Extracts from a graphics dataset
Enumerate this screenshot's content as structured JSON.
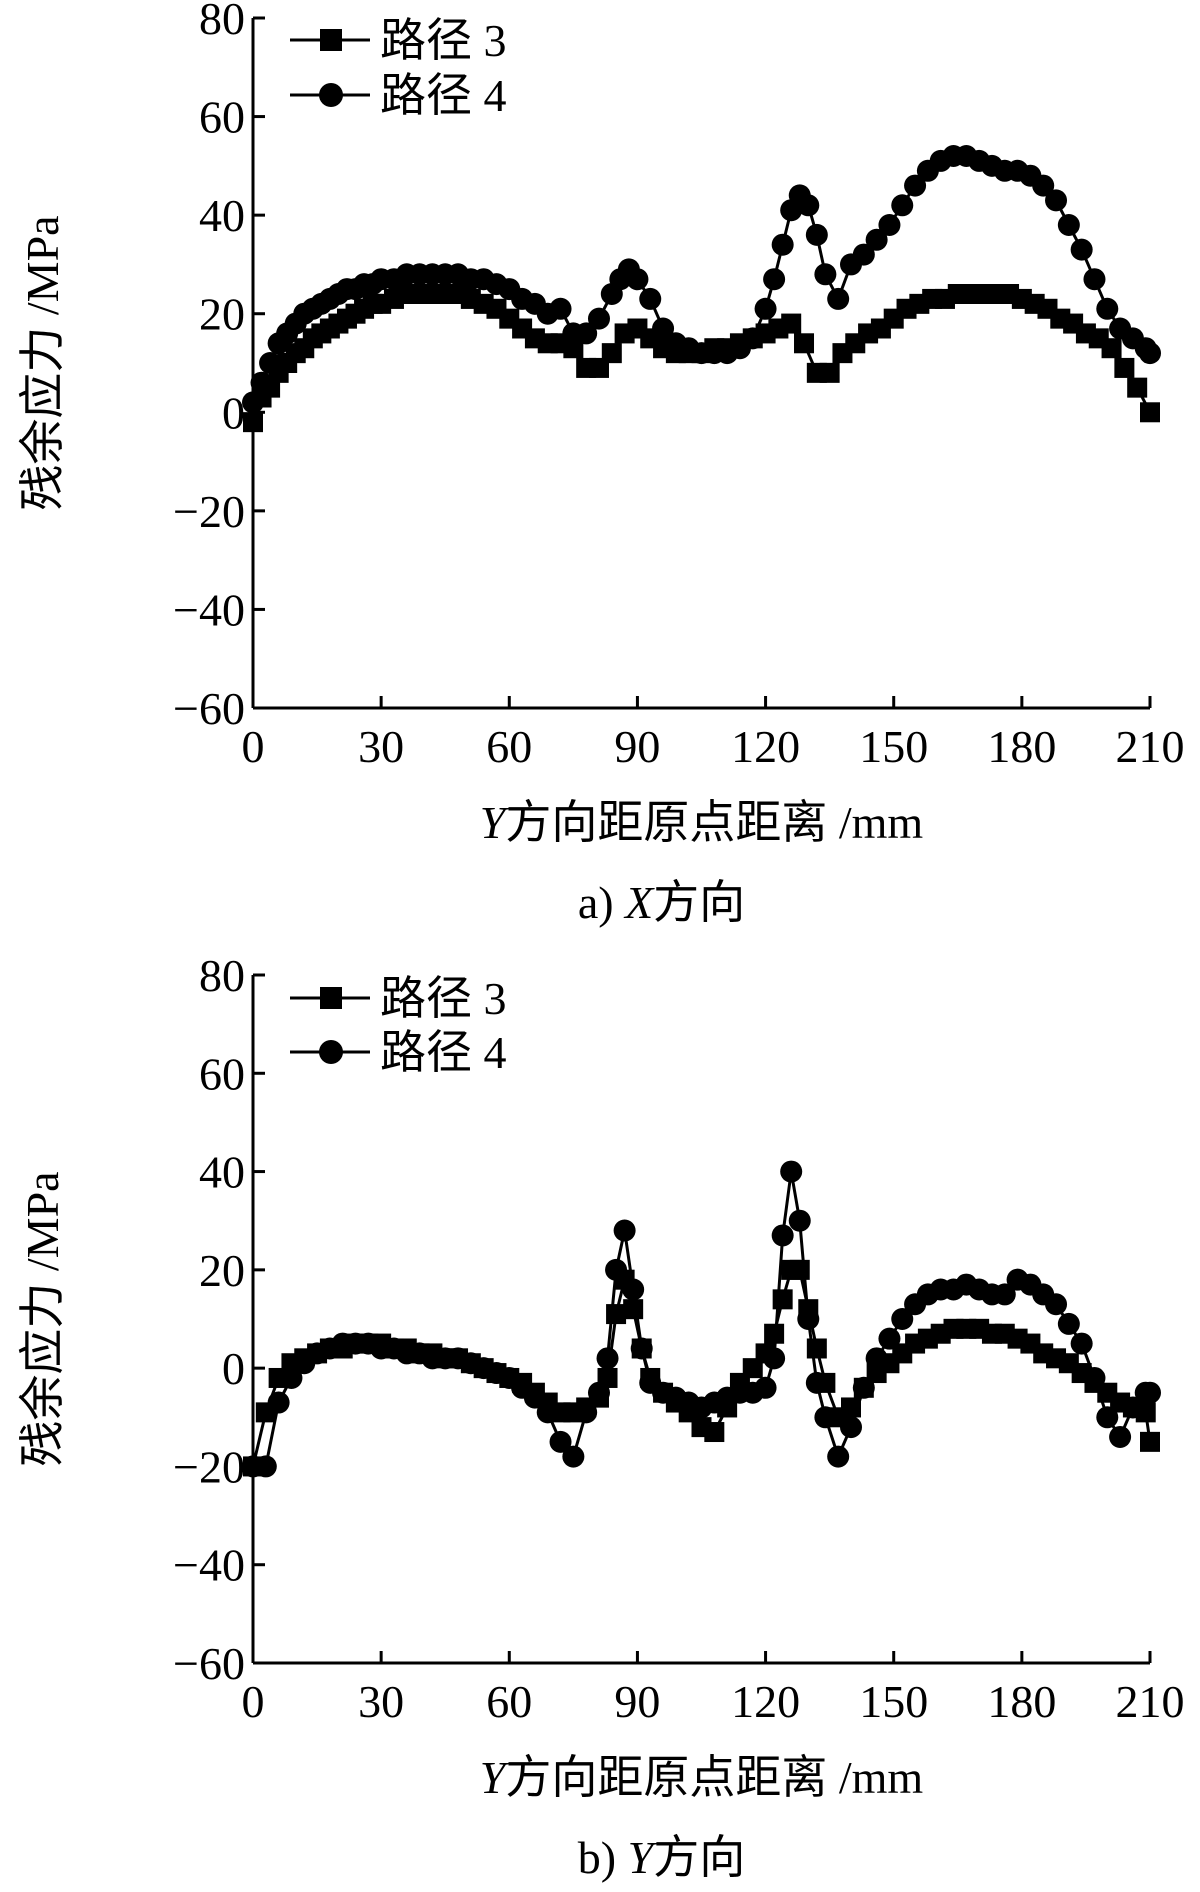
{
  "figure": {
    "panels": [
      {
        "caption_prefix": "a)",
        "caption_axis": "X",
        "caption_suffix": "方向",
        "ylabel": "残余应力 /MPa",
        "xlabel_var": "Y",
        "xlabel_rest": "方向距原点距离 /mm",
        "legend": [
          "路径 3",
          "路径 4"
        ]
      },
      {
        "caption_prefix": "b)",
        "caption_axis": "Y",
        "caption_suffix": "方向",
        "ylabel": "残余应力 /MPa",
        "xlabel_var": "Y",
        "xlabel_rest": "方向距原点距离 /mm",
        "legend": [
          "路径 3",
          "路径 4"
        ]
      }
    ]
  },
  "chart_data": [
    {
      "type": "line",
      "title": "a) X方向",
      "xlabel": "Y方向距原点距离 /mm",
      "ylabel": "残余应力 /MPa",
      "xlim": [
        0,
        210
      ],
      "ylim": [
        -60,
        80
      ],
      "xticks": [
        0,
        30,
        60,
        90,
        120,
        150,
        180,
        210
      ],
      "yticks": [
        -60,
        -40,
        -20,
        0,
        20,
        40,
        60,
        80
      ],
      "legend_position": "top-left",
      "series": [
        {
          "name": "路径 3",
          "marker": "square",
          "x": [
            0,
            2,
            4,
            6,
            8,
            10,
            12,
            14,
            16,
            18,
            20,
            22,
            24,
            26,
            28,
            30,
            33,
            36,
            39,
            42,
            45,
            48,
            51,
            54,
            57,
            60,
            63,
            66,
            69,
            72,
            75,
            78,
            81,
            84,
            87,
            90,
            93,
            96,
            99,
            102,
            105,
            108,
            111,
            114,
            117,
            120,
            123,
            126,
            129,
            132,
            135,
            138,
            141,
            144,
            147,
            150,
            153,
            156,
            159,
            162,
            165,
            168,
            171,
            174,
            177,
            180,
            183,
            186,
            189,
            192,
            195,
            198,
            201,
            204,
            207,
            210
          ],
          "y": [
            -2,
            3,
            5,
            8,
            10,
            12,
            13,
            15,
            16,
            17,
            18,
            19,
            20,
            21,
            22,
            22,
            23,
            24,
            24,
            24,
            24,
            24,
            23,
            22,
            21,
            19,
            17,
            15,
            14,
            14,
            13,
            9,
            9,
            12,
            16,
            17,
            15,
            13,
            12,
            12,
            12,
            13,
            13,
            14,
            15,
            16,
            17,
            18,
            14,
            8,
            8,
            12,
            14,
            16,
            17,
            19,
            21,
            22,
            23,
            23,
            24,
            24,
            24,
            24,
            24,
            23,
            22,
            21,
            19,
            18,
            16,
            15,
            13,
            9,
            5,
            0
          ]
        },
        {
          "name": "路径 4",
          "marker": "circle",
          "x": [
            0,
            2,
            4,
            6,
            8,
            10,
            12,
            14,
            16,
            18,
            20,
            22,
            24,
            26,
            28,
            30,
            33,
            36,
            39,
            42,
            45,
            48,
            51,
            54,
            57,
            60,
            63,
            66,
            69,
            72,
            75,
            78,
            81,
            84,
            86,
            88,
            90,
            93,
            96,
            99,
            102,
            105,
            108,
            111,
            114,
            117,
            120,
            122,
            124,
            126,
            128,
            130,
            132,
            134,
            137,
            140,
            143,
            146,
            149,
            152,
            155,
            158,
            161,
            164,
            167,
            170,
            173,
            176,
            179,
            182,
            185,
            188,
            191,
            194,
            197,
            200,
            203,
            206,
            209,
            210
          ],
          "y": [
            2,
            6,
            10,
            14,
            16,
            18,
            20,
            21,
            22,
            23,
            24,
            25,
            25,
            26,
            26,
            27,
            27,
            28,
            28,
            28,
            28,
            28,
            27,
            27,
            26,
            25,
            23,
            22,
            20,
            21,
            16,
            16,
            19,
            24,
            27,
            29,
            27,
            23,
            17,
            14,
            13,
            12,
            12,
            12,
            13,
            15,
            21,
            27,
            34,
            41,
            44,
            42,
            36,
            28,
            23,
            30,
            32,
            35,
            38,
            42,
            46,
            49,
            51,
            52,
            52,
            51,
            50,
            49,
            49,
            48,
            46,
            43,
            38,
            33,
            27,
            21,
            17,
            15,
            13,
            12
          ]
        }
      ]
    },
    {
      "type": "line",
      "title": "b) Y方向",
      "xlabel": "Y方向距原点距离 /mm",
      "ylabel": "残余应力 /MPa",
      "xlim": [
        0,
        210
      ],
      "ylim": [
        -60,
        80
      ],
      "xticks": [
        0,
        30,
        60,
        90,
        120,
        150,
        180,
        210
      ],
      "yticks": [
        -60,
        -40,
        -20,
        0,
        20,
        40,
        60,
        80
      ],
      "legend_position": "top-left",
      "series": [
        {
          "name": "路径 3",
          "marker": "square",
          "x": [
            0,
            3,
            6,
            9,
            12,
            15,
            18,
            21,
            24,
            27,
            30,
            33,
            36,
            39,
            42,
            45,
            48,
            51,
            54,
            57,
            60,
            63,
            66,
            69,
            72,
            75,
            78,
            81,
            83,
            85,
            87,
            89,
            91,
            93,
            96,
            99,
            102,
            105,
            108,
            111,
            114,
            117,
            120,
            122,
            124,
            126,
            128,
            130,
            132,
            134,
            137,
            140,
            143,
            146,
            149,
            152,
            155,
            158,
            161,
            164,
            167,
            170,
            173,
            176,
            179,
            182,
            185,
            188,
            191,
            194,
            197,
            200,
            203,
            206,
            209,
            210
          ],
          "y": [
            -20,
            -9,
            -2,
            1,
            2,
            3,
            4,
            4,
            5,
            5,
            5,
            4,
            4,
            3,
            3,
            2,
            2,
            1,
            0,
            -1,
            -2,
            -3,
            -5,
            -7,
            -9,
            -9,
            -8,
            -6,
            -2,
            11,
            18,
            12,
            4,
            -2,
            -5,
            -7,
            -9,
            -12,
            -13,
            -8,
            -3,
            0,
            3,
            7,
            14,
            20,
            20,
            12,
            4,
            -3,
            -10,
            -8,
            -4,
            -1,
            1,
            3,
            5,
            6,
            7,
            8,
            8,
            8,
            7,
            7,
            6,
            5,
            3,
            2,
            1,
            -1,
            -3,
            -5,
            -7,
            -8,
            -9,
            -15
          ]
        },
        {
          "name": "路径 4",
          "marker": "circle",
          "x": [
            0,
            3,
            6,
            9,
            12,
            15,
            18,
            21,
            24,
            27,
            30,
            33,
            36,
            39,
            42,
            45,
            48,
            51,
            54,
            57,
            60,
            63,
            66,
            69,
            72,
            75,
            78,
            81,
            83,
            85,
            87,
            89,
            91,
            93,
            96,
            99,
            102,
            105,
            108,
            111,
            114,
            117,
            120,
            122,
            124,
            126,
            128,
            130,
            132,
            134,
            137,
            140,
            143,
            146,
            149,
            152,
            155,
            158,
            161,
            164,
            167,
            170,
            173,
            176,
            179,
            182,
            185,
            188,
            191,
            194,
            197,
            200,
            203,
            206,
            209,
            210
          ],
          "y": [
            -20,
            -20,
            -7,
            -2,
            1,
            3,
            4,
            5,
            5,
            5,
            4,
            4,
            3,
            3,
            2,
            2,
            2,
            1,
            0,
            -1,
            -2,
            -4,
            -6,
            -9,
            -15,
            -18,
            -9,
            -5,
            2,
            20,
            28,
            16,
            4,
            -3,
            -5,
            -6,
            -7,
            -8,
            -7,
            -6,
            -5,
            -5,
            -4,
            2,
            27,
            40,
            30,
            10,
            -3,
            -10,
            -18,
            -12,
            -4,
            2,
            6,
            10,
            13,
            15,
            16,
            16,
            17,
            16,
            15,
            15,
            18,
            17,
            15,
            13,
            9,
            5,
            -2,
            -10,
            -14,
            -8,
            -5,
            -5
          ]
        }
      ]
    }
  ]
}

→ **Direction**
Nothing in the entries above should change when they are printed again, except that the pictures are dropped.

→ **Response to this task**
Enumerate this screenshot's content as structured JSON.
{
  "figure": {
    "panels": [
      {
        "caption_prefix": "a)",
        "caption_axis": "X",
        "caption_suffix": "方向",
        "ylabel": "残余应力 /MPa",
        "xlabel_var": "Y",
        "xlabel_rest": "方向距原点距离 /mm",
        "legend": [
          "路径 3",
          "路径 4"
        ]
      },
      {
        "caption_prefix": "b)",
        "caption_axis": "Y",
        "caption_suffix": "方向",
        "ylabel": "残余应力 /MPa",
        "xlabel_var": "Y",
        "xlabel_rest": "方向距原点距离 /mm",
        "legend": [
          "路径 3",
          "路径 4"
        ]
      }
    ]
  },
  "chart_data": [
    {
      "type": "line",
      "title": "a) X方向",
      "xlabel": "Y方向距原点距离 /mm",
      "ylabel": "残余应力 /MPa",
      "xlim": [
        0,
        210
      ],
      "ylim": [
        -60,
        80
      ],
      "xticks": [
        0,
        30,
        60,
        90,
        120,
        150,
        180,
        210
      ],
      "yticks": [
        -60,
        -40,
        -20,
        0,
        20,
        40,
        60,
        80
      ],
      "legend_position": "top-left",
      "series": [
        {
          "name": "路径 3",
          "marker": "square",
          "x": [
            0,
            2,
            4,
            6,
            8,
            10,
            12,
            14,
            16,
            18,
            20,
            22,
            24,
            26,
            28,
            30,
            33,
            36,
            39,
            42,
            45,
            48,
            51,
            54,
            57,
            60,
            63,
            66,
            69,
            72,
            75,
            78,
            81,
            84,
            87,
            90,
            93,
            96,
            99,
            102,
            105,
            108,
            111,
            114,
            117,
            120,
            123,
            126,
            129,
            132,
            135,
            138,
            141,
            144,
            147,
            150,
            153,
            156,
            159,
            162,
            165,
            168,
            171,
            174,
            177,
            180,
            183,
            186,
            189,
            192,
            195,
            198,
            201,
            204,
            207,
            210
          ],
          "y": [
            -2,
            3,
            5,
            8,
            10,
            12,
            13,
            15,
            16,
            17,
            18,
            19,
            20,
            21,
            22,
            22,
            23,
            24,
            24,
            24,
            24,
            24,
            23,
            22,
            21,
            19,
            17,
            15,
            14,
            14,
            13,
            9,
            9,
            12,
            16,
            17,
            15,
            13,
            12,
            12,
            12,
            13,
            13,
            14,
            15,
            16,
            17,
            18,
            14,
            8,
            8,
            12,
            14,
            16,
            17,
            19,
            21,
            22,
            23,
            23,
            24,
            24,
            24,
            24,
            24,
            23,
            22,
            21,
            19,
            18,
            16,
            15,
            13,
            9,
            5,
            0
          ]
        },
        {
          "name": "路径 4",
          "marker": "circle",
          "x": [
            0,
            2,
            4,
            6,
            8,
            10,
            12,
            14,
            16,
            18,
            20,
            22,
            24,
            26,
            28,
            30,
            33,
            36,
            39,
            42,
            45,
            48,
            51,
            54,
            57,
            60,
            63,
            66,
            69,
            72,
            75,
            78,
            81,
            84,
            86,
            88,
            90,
            93,
            96,
            99,
            102,
            105,
            108,
            111,
            114,
            117,
            120,
            122,
            124,
            126,
            128,
            130,
            132,
            134,
            137,
            140,
            143,
            146,
            149,
            152,
            155,
            158,
            161,
            164,
            167,
            170,
            173,
            176,
            179,
            182,
            185,
            188,
            191,
            194,
            197,
            200,
            203,
            206,
            209,
            210
          ],
          "y": [
            2,
            6,
            10,
            14,
            16,
            18,
            20,
            21,
            22,
            23,
            24,
            25,
            25,
            26,
            26,
            27,
            27,
            28,
            28,
            28,
            28,
            28,
            27,
            27,
            26,
            25,
            23,
            22,
            20,
            21,
            16,
            16,
            19,
            24,
            27,
            29,
            27,
            23,
            17,
            14,
            13,
            12,
            12,
            12,
            13,
            15,
            21,
            27,
            34,
            41,
            44,
            42,
            36,
            28,
            23,
            30,
            32,
            35,
            38,
            42,
            46,
            49,
            51,
            52,
            52,
            51,
            50,
            49,
            49,
            48,
            46,
            43,
            38,
            33,
            27,
            21,
            17,
            15,
            13,
            12
          ]
        }
      ]
    },
    {
      "type": "line",
      "title": "b) Y方向",
      "xlabel": "Y方向距原点距离 /mm",
      "ylabel": "残余应力 /MPa",
      "xlim": [
        0,
        210
      ],
      "ylim": [
        -60,
        80
      ],
      "xticks": [
        0,
        30,
        60,
        90,
        120,
        150,
        180,
        210
      ],
      "yticks": [
        -60,
        -40,
        -20,
        0,
        20,
        40,
        60,
        80
      ],
      "legend_position": "top-left",
      "series": [
        {
          "name": "路径 3",
          "marker": "square",
          "x": [
            0,
            3,
            6,
            9,
            12,
            15,
            18,
            21,
            24,
            27,
            30,
            33,
            36,
            39,
            42,
            45,
            48,
            51,
            54,
            57,
            60,
            63,
            66,
            69,
            72,
            75,
            78,
            81,
            83,
            85,
            87,
            89,
            91,
            93,
            96,
            99,
            102,
            105,
            108,
            111,
            114,
            117,
            120,
            122,
            124,
            126,
            128,
            130,
            132,
            134,
            137,
            140,
            143,
            146,
            149,
            152,
            155,
            158,
            161,
            164,
            167,
            170,
            173,
            176,
            179,
            182,
            185,
            188,
            191,
            194,
            197,
            200,
            203,
            206,
            209,
            210
          ],
          "y": [
            -20,
            -9,
            -2,
            1,
            2,
            3,
            4,
            4,
            5,
            5,
            5,
            4,
            4,
            3,
            3,
            2,
            2,
            1,
            0,
            -1,
            -2,
            -3,
            -5,
            -7,
            -9,
            -9,
            -8,
            -6,
            -2,
            11,
            18,
            12,
            4,
            -2,
            -5,
            -7,
            -9,
            -12,
            -13,
            -8,
            -3,
            0,
            3,
            7,
            14,
            20,
            20,
            12,
            4,
            -3,
            -10,
            -8,
            -4,
            -1,
            1,
            3,
            5,
            6,
            7,
            8,
            8,
            8,
            7,
            7,
            6,
            5,
            3,
            2,
            1,
            -1,
            -3,
            -5,
            -7,
            -8,
            -9,
            -15
          ]
        },
        {
          "name": "路径 4",
          "marker": "circle",
          "x": [
            0,
            3,
            6,
            9,
            12,
            15,
            18,
            21,
            24,
            27,
            30,
            33,
            36,
            39,
            42,
            45,
            48,
            51,
            54,
            57,
            60,
            63,
            66,
            69,
            72,
            75,
            78,
            81,
            83,
            85,
            87,
            89,
            91,
            93,
            96,
            99,
            102,
            105,
            108,
            111,
            114,
            117,
            120,
            122,
            124,
            126,
            128,
            130,
            132,
            134,
            137,
            140,
            143,
            146,
            149,
            152,
            155,
            158,
            161,
            164,
            167,
            170,
            173,
            176,
            179,
            182,
            185,
            188,
            191,
            194,
            197,
            200,
            203,
            206,
            209,
            210
          ],
          "y": [
            -20,
            -20,
            -7,
            -2,
            1,
            3,
            4,
            5,
            5,
            5,
            4,
            4,
            3,
            3,
            2,
            2,
            2,
            1,
            0,
            -1,
            -2,
            -4,
            -6,
            -9,
            -15,
            -18,
            -9,
            -5,
            2,
            20,
            28,
            16,
            4,
            -3,
            -5,
            -6,
            -7,
            -8,
            -7,
            -6,
            -5,
            -5,
            -4,
            2,
            27,
            40,
            30,
            10,
            -3,
            -10,
            -18,
            -12,
            -4,
            2,
            6,
            10,
            13,
            15,
            16,
            16,
            17,
            16,
            15,
            15,
            18,
            17,
            15,
            13,
            9,
            5,
            -2,
            -10,
            -14,
            -8,
            -5,
            -5
          ]
        }
      ]
    }
  ]
}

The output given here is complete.